STATED EXERCISE A ▸
Copy the agreement text word for word from "and Section 1.1(c)" to "employee of SPAC.".
STATED EXERCISE B ▸
Carry on the agreement text from the point where it ends, in the same drafting style.

TEXT TO READ ▸
Section 3.1    Termination. This Agreement shall automatically terminate, without any notice or other action
on the part of any Party, upon the earliest to occur of the following: 
 (a)    the Effective Time; 

 (b)    the date upon which the Parties agree in writing to terminate
this Agreement; and 
 (c)    the date of earlier termination of the Transaction Agreement in accordance with its
terms; 
 provided, however, if this Agreement is terminated pursuant to the foregoing clause (a), Section 1.1(b)
and Section 1.1(c) shall survive in accordance with their terms. 

Section 3.2    Fiduciary Duties. Notwithstanding anything in this Agreement to the contrary, (a) Sponsor
makes no agreement or understanding herein in any capacity other than in Sponsor’s capacity as a record holder and/or beneficial owner of the SPAC Sponsor Shares and (b) to the extent applicable, nothing herein will be construed to limit
or affect any action or inaction by Sponsor or any representative of Sponsor serving as a member of the board of directors of SPAC or as an officer or employee of SPAC, in each case, acting in such person’s capacity as a director, officer or
employee of SPAC.

DATASET EXTRACT ▸
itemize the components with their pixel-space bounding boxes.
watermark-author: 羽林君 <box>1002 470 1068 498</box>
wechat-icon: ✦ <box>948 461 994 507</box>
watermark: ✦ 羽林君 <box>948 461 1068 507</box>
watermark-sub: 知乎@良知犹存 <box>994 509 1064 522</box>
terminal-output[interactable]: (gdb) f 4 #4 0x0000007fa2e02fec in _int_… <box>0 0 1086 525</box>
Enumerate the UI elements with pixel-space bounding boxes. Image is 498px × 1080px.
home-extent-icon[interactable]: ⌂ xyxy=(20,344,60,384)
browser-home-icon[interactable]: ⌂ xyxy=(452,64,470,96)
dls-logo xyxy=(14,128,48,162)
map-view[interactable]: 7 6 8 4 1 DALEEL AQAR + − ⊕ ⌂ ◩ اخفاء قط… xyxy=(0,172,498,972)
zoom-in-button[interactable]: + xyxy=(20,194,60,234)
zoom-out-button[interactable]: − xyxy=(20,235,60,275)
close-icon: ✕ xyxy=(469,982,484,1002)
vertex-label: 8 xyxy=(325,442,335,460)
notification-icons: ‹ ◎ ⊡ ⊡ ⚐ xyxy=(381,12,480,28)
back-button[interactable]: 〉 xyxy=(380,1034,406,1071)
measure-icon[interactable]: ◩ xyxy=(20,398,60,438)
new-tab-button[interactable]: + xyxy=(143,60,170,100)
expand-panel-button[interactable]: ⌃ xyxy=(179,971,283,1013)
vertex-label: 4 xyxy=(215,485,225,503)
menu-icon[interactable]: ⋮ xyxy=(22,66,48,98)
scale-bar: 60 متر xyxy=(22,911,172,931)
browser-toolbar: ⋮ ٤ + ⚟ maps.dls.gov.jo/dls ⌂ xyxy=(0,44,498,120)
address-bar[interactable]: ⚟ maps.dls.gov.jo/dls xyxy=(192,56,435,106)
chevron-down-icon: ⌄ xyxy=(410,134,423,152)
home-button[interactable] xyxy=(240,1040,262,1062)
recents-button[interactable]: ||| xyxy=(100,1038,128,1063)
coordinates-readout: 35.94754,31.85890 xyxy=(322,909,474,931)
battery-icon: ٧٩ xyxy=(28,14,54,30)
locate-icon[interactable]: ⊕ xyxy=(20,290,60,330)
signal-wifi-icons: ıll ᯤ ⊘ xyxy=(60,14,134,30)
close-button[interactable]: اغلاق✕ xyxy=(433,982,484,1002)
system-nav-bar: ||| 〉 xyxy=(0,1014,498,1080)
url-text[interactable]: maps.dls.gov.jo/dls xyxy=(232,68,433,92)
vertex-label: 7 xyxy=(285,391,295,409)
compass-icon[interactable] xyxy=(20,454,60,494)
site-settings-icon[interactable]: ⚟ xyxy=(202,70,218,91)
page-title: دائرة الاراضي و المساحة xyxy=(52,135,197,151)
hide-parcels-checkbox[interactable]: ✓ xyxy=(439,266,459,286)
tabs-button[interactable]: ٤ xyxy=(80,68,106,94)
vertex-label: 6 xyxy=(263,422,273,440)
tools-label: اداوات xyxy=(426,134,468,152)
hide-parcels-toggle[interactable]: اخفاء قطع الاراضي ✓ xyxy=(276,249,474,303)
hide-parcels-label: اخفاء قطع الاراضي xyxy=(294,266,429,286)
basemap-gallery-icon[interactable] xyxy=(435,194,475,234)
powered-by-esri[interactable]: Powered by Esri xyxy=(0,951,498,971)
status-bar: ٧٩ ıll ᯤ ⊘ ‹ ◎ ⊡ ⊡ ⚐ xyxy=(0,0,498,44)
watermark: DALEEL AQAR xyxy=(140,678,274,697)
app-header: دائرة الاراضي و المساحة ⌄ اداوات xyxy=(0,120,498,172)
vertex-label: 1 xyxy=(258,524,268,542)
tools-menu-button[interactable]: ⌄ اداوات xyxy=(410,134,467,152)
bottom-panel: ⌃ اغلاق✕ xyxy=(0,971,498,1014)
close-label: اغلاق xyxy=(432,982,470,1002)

TASK OUTPUT A ▸
and Section 1.1(c) shall survive in accordance with their terms. 

Section 3.2    Fiduciary Duties. Notwithstanding anything in this Agreement to the contrary, (a) Sponsor
makes no agreement or understanding herein in any capacity other than in Sponsor’s capacity as a record holder and/or beneficial owner of the SPAC Sponsor Shares and (b) to the extent applicable, nothing herein will be construed to limit
or affect any action or inaction by Sponsor or any representative of Sponsor serving as a member of the board of directors of SPAC or as an officer or employee of SPAC, in each case, acting in such person’s capacity as a director, officer or
employee of SPAC.

TASK OUTPUT B ▸
 Section 3.3    Effect of Termination. If this Agreement is terminated pursuant to
Section 3.1, this Agreement shall become void and of no force and effect and no Party will have any liability or further obligation to the other Party hereunder; provided, however, if this Agreement is
terminated pursuant to Section 3.1(a), Section 1.1(b) and Section 1.1(c) shall survive in accordance with their terms. Notwithstanding the foregoing or anything to the
contrary in this Agreement, (i) the termination of this Agreement shall not affect any Liability on the part of any Party for a Willful Breach of any covenant or agreement set forth in this Agreement prior to such termination or Fraud and
(ii) this ARTICLE III shall survive the termination of this Agreement. For purposes of this Section 3.3, (x) “Willful Breach” means an intentional and material breach of this Agreement by a
Party that is a consequence of an act undertaken or a failure to act by the breaching Party with the knowledge that the taking of such act or such failure to act would, or would reasonably be expected to, constitute or result in a breach of this
Agreement and (y) “Fraud” means an act or omission by a Party, and requires: (a) a false or incorrect representation or warranty expressly set forth in this Agreement, (b) with actual knowledge (as opposed to constructive,
imputed or implied knowledge) by the Party making such representation or warranty that such representation or warranty expressly set forth in this Agreement is false or incorrect, (c) an intention to deceive another Party, to induce him, her or
it to enter into this Agreement, (d) another Party, in justifiable or reasonable reliance upon such false or incorrect representation or warranty expressly set forth in this Agreement, causing such Party to enter into this Agreement, and
(e) another Party to suffer damage by reason of such reliance. For the avoidance of doubt, “Fraud” does not include any claim for equitable fraud, promissory fraud, unfair dealings fraud or any torts (including a claim for fraud or
alleged fraud) based on negligence or recklessness. 
 Section 3.4    Notices. All notices, requests,
claims, demands and other communications hereunder shall be in writing and shall be given (and shall be deemed to have been duly given) by delivery in person, by e-mail (having obtained electronic delivery

 
confirmation thereof), or by registered or certified mail (postage prepaid, return receipt requested) (upon receipt thereof) to the other Parties as follows: 

 

	 	(a)	 if to Sponsor, SPAC or prior to the Closing Date, NewCo: 

CDPM Sponsor Group, LLC 
 DPCM
Capital, Inc. 
 D-Wave Quantum Inc.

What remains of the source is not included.